(begin)

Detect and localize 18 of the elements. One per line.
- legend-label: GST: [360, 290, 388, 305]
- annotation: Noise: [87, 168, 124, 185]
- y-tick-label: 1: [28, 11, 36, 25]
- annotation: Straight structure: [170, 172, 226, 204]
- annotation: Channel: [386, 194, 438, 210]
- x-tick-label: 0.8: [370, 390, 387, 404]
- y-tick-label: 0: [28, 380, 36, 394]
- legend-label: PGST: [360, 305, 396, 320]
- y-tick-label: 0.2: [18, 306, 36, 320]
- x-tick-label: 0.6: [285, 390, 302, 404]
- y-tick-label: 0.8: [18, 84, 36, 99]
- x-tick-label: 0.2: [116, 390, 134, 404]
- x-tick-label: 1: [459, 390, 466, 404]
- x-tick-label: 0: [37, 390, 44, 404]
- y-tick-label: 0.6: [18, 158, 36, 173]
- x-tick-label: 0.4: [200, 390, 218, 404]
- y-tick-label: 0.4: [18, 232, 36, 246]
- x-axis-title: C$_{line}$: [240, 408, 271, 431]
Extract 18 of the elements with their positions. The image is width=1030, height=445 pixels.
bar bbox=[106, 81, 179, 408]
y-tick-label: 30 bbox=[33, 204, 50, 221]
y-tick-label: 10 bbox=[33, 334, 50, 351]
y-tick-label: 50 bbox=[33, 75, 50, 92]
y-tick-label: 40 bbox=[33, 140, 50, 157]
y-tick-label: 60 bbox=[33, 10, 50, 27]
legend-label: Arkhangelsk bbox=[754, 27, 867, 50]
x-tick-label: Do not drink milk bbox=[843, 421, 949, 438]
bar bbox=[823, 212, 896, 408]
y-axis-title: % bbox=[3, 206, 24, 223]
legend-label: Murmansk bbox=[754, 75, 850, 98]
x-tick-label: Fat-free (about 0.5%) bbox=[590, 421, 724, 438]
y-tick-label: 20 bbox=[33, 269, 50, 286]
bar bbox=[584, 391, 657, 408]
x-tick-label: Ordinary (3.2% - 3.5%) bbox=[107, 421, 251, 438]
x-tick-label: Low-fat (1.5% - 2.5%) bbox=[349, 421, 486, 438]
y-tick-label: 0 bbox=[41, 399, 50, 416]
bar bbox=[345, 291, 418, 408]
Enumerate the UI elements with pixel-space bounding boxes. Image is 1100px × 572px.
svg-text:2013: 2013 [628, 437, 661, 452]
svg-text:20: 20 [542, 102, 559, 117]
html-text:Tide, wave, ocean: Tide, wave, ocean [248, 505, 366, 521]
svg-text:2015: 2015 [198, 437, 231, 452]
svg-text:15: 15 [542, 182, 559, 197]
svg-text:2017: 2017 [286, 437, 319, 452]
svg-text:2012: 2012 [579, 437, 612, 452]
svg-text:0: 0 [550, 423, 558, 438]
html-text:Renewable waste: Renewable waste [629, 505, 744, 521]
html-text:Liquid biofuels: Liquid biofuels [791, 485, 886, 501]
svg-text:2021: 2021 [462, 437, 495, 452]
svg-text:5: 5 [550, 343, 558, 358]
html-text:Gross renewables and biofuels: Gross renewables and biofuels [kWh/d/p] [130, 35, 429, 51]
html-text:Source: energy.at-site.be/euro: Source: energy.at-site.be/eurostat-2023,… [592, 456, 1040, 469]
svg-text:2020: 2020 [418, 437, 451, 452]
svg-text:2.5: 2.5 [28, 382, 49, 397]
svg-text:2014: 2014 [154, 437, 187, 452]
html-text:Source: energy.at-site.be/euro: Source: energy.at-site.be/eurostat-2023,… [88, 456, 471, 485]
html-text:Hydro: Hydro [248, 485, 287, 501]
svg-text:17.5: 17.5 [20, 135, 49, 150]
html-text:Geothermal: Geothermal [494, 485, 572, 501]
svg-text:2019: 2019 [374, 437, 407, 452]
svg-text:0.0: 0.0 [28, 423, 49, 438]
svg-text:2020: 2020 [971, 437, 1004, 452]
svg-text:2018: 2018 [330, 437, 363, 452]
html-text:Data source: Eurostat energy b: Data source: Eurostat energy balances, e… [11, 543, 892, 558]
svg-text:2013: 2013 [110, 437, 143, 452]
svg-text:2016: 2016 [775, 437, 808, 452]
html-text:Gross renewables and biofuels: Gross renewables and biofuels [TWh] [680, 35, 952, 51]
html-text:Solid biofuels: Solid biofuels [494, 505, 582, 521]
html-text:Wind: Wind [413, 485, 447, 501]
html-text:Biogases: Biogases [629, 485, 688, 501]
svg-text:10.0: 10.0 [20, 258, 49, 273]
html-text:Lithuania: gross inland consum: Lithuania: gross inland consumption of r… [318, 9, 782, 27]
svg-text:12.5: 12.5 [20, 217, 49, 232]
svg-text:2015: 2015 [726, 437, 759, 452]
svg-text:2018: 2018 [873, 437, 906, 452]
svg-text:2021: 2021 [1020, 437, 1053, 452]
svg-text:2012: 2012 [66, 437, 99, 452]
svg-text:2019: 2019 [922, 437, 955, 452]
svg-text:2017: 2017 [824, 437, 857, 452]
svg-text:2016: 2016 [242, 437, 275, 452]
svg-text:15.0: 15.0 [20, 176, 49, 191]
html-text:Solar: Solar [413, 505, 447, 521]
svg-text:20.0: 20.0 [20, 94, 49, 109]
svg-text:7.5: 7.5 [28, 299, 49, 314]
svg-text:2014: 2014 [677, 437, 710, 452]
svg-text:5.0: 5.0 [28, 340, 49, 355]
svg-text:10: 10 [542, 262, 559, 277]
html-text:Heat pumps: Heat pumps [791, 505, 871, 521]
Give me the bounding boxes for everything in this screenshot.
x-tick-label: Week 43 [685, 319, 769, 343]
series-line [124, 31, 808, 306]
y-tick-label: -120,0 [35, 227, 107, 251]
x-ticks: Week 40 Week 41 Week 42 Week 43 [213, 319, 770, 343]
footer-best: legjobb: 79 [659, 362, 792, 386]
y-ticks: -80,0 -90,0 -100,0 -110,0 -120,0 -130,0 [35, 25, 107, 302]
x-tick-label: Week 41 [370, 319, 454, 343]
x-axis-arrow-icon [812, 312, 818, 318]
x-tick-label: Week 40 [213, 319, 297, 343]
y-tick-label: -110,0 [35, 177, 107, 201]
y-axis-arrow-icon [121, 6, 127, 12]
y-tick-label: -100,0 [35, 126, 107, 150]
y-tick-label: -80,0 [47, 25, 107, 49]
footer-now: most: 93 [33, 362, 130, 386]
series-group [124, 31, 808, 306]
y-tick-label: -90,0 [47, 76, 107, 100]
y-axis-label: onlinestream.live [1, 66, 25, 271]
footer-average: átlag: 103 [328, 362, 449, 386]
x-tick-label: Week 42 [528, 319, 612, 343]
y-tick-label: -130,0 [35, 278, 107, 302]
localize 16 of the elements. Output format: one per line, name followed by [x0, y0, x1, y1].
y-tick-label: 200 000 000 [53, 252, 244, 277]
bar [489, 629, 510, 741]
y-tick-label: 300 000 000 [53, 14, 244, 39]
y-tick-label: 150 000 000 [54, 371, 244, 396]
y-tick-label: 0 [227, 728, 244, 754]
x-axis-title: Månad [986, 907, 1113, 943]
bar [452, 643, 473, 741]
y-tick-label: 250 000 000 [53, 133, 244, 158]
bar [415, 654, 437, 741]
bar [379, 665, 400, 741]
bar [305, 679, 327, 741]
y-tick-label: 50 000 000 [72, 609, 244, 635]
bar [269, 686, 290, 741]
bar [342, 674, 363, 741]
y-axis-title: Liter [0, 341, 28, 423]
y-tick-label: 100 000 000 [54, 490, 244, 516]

(end)

— Problem details —
Reproduce the listing above line for line, from the first line to the last, without changing anything.

— Response to this exercise —
Detect and localize 18 of the elements. One per line.
- legend-label: GST: [360, 290, 388, 305]
- annotation: Noise: [87, 168, 124, 185]
- y-tick-label: 1: [28, 11, 36, 25]
- annotation: Straight structure: [170, 172, 226, 204]
- annotation: Channel: [386, 194, 438, 210]
- x-tick-label: 0.8: [370, 390, 387, 404]
- y-tick-label: 0: [28, 380, 36, 394]
- legend-label: PGST: [360, 305, 396, 320]
- y-tick-label: 0.2: [18, 306, 36, 320]
- x-tick-label: 0.6: [285, 390, 302, 404]
- y-tick-label: 0.8: [18, 84, 36, 99]
- x-tick-label: 0.2: [116, 390, 134, 404]
- x-tick-label: 1: [459, 390, 466, 404]
- x-tick-label: 0: [37, 390, 44, 404]
- y-tick-label: 0.6: [18, 158, 36, 173]
- x-tick-label: 0.4: [200, 390, 218, 404]
- y-tick-label: 0.4: [18, 232, 36, 246]
- x-axis-title: C$_{line}$: [240, 408, 271, 431]
Extract 18 of the elements with their positions. The image is width=1030, height=445 pixels.
bar bbox=[106, 81, 179, 408]
y-tick-label: 30 bbox=[33, 204, 50, 221]
y-tick-label: 10 bbox=[33, 334, 50, 351]
y-tick-label: 50 bbox=[33, 75, 50, 92]
y-tick-label: 40 bbox=[33, 140, 50, 157]
y-tick-label: 60 bbox=[33, 10, 50, 27]
legend-label: Arkhangelsk bbox=[754, 27, 867, 50]
x-tick-label: Do not drink milk bbox=[843, 421, 949, 438]
bar bbox=[823, 212, 896, 408]
y-axis-title: % bbox=[3, 206, 24, 223]
legend-label: Murmansk bbox=[754, 75, 850, 98]
x-tick-label: Fat-free (about 0.5%) bbox=[590, 421, 724, 438]
y-tick-label: 20 bbox=[33, 269, 50, 286]
bar bbox=[584, 391, 657, 408]
x-tick-label: Ordinary (3.2% - 3.5%) bbox=[107, 421, 251, 438]
x-tick-label: Low-fat (1.5% - 2.5%) bbox=[349, 421, 486, 438]
y-tick-label: 0 bbox=[41, 399, 50, 416]
bar bbox=[345, 291, 418, 408]
Enumerate the UI elements with pixel-space bounding boxes. Image is 1100px × 572px.
svg-text:2013: 2013 [628, 437, 661, 452]
svg-text:20: 20 [542, 102, 559, 117]
html-text:Tide, wave, ocean: Tide, wave, ocean [248, 505, 366, 521]
svg-text:2015: 2015 [198, 437, 231, 452]
svg-text:15: 15 [542, 182, 559, 197]
svg-text:2017: 2017 [286, 437, 319, 452]
svg-text:2012: 2012 [579, 437, 612, 452]
svg-text:0: 0 [550, 423, 558, 438]
html-text:Renewable waste: Renewable waste [629, 505, 744, 521]
html-text:Liquid biofuels: Liquid biofuels [791, 485, 886, 501]
svg-text:2021: 2021 [462, 437, 495, 452]
svg-text:5: 5 [550, 343, 558, 358]
html-text:Gross renewables and biofuels: Gross renewables and biofuels [kWh/d/p] [130, 35, 429, 51]
html-text:Source: energy.at-site.be/euro: Source: energy.at-site.be/eurostat-2023,… [592, 456, 1040, 469]
svg-text:2020: 2020 [418, 437, 451, 452]
svg-text:2.5: 2.5 [28, 382, 49, 397]
svg-text:2014: 2014 [154, 437, 187, 452]
html-text:Source: energy.at-site.be/euro: Source: energy.at-site.be/eurostat-2023,… [88, 456, 471, 485]
html-text:Hydro: Hydro [248, 485, 287, 501]
svg-text:17.5: 17.5 [20, 135, 49, 150]
html-text:Geothermal: Geothermal [494, 485, 572, 501]
svg-text:2019: 2019 [374, 437, 407, 452]
svg-text:0.0: 0.0 [28, 423, 49, 438]
svg-text:2020: 2020 [971, 437, 1004, 452]
svg-text:2018: 2018 [330, 437, 363, 452]
html-text:Data source: Eurostat energy b: Data source: Eurostat energy balances, e… [11, 543, 892, 558]
svg-text:2013: 2013 [110, 437, 143, 452]
svg-text:2016: 2016 [775, 437, 808, 452]
html-text:Gross renewables and biofuels: Gross renewables and biofuels [TWh] [680, 35, 952, 51]
html-text:Solid biofuels: Solid biofuels [494, 505, 582, 521]
html-text:Wind: Wind [413, 485, 447, 501]
html-text:Biogases: Biogases [629, 485, 688, 501]
svg-text:10.0: 10.0 [20, 258, 49, 273]
html-text:Lithuania: gross inland consum: Lithuania: gross inland consumption of r… [318, 9, 782, 27]
svg-text:12.5: 12.5 [20, 217, 49, 232]
svg-text:2015: 2015 [726, 437, 759, 452]
svg-text:2018: 2018 [873, 437, 906, 452]
svg-text:2021: 2021 [1020, 437, 1053, 452]
svg-text:2012: 2012 [66, 437, 99, 452]
svg-text:2019: 2019 [922, 437, 955, 452]
svg-text:2017: 2017 [824, 437, 857, 452]
svg-text:2016: 2016 [242, 437, 275, 452]
svg-text:15.0: 15.0 [20, 176, 49, 191]
html-text:Solar: Solar [413, 505, 447, 521]
svg-text:20.0: 20.0 [20, 94, 49, 109]
svg-text:7.5: 7.5 [28, 299, 49, 314]
svg-text:2014: 2014 [677, 437, 710, 452]
svg-text:5.0: 5.0 [28, 340, 49, 355]
svg-text:10: 10 [542, 262, 559, 277]
html-text:Heat pumps: Heat pumps [791, 505, 871, 521]
Give me the bounding boxes for everything in this screenshot.
x-tick-label: Week 43 [685, 319, 769, 343]
series-line [124, 31, 808, 306]
y-tick-label: -120,0 [35, 227, 107, 251]
x-ticks: Week 40 Week 41 Week 42 Week 43 [213, 319, 770, 343]
footer-best: legjobb: 79 [659, 362, 792, 386]
y-ticks: -80,0 -90,0 -100,0 -110,0 -120,0 -130,0 [35, 25, 107, 302]
x-tick-label: Week 41 [370, 319, 454, 343]
x-axis-arrow-icon [812, 312, 818, 318]
x-tick-label: Week 40 [213, 319, 297, 343]
y-tick-label: -110,0 [35, 177, 107, 201]
y-axis-arrow-icon [121, 6, 127, 12]
y-tick-label: -100,0 [35, 126, 107, 150]
y-tick-label: -80,0 [47, 25, 107, 49]
footer-now: most: 93 [33, 362, 130, 386]
series-group [124, 31, 808, 306]
y-tick-label: -90,0 [47, 76, 107, 100]
y-axis-label: onlinestream.live [1, 66, 25, 271]
footer-average: átlag: 103 [328, 362, 449, 386]
x-tick-label: Week 42 [528, 319, 612, 343]
y-tick-label: -130,0 [35, 278, 107, 302]
localize 16 of the elements. Output format: one per line, name followed by [x0, y0, x1, y1].
y-tick-label: 200 000 000 [53, 252, 244, 277]
bar [489, 629, 510, 741]
y-tick-label: 300 000 000 [53, 14, 244, 39]
y-tick-label: 150 000 000 [54, 371, 244, 396]
y-tick-label: 0 [227, 728, 244, 754]
x-axis-title: Månad [986, 907, 1113, 943]
bar [452, 643, 473, 741]
y-tick-label: 250 000 000 [53, 133, 244, 158]
bar [415, 654, 437, 741]
bar [379, 665, 400, 741]
bar [305, 679, 327, 741]
y-tick-label: 50 000 000 [72, 609, 244, 635]
bar [269, 686, 290, 741]
bar [342, 674, 363, 741]
y-axis-title: Liter [0, 341, 28, 423]
y-tick-label: 100 000 000 [54, 490, 244, 516]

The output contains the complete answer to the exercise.